## START DATA FOR THE TASK

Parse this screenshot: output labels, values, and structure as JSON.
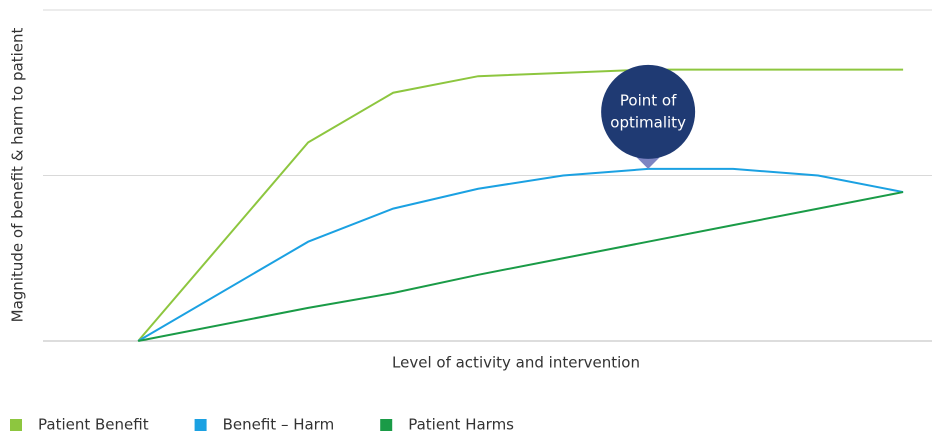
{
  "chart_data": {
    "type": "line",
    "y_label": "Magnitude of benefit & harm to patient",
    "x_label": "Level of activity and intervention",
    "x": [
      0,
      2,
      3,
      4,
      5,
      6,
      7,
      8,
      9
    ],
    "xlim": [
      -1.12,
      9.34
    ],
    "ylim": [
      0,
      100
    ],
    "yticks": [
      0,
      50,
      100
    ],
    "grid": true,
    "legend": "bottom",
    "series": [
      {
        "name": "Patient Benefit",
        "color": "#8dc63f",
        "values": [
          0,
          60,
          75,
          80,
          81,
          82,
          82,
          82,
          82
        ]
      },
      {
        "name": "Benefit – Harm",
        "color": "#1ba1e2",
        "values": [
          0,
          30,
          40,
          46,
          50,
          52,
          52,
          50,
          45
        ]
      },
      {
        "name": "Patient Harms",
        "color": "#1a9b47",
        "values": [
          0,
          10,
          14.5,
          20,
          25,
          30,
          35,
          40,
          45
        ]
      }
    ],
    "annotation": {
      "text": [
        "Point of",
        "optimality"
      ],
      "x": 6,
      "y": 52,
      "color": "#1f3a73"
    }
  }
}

## END DATA FOR THE TASK

=== YOUR INSTRUCTIONS ===
State how many lines of the listing above include the word "color". Give nothing but the number.

=== ANSWER TO THIS TASK ===
4